— TASK OBJECTIVE —
In the entries below, find the lines that contain the word "Department" and copy them.

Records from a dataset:
____
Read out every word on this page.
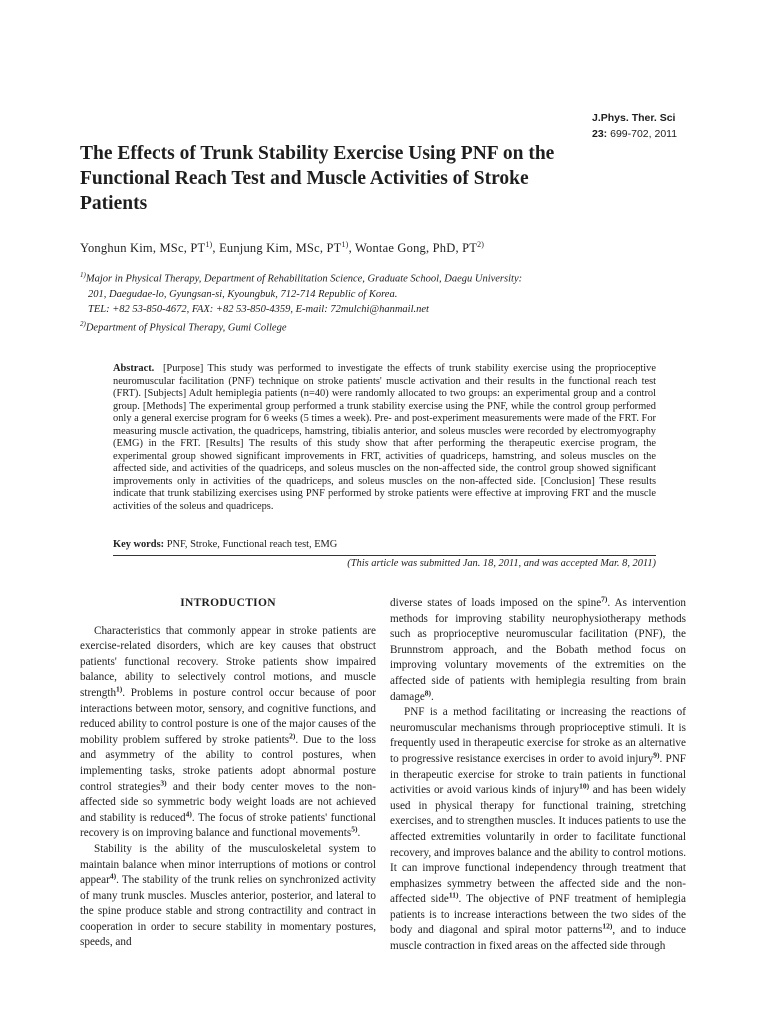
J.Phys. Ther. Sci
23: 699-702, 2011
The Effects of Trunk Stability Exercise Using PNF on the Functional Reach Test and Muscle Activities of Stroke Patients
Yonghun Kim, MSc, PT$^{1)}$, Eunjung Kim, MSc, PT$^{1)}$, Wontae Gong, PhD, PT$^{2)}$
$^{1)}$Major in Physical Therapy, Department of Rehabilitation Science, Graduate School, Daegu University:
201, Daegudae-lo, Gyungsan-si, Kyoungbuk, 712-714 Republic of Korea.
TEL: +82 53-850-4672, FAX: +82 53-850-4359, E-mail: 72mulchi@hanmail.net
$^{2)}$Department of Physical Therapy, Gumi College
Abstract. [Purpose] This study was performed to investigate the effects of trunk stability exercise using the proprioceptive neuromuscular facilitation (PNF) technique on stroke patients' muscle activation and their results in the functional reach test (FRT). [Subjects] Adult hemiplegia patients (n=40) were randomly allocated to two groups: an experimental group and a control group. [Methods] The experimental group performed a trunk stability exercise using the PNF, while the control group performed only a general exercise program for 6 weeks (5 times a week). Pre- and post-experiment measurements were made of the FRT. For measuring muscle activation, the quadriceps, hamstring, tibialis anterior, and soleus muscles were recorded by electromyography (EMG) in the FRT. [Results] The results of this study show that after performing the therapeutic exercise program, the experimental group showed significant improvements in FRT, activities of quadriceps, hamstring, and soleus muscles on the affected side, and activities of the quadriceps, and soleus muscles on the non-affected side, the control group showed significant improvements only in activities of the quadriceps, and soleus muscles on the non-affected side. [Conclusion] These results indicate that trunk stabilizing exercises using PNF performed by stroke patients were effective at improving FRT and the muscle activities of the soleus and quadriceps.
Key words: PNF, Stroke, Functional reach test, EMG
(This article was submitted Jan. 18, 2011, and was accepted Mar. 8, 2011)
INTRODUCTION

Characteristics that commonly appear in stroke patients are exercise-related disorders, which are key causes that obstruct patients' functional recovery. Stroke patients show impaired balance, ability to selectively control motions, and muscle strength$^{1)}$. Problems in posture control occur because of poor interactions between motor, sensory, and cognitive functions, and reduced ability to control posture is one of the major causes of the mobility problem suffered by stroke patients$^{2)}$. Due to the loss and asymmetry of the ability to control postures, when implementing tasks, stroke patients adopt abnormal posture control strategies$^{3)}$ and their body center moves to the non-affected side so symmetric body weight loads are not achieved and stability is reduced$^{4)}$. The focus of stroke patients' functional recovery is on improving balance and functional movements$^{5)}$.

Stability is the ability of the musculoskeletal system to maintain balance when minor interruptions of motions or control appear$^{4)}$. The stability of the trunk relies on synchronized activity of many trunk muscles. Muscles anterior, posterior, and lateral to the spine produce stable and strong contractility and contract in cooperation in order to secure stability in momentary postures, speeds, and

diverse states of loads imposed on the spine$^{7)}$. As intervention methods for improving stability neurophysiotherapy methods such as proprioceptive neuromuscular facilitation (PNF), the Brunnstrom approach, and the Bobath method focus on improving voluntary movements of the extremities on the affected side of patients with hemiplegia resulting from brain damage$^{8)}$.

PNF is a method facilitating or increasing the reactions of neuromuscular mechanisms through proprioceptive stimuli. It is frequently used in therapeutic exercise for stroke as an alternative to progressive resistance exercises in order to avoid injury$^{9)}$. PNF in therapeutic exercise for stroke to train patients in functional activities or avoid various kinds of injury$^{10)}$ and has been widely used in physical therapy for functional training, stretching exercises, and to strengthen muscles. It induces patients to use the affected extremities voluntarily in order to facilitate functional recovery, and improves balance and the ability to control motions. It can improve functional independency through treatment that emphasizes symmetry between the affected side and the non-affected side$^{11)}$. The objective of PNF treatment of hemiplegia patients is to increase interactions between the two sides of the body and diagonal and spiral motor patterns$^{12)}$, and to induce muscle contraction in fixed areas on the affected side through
____
— WORKED SOLUTION —
$^{1)}$Major in Physical Therapy, Department of Rehabilitation Science, Graduate School, Daegu University:
$^{2)}$Department of Physical Therapy, Gumi College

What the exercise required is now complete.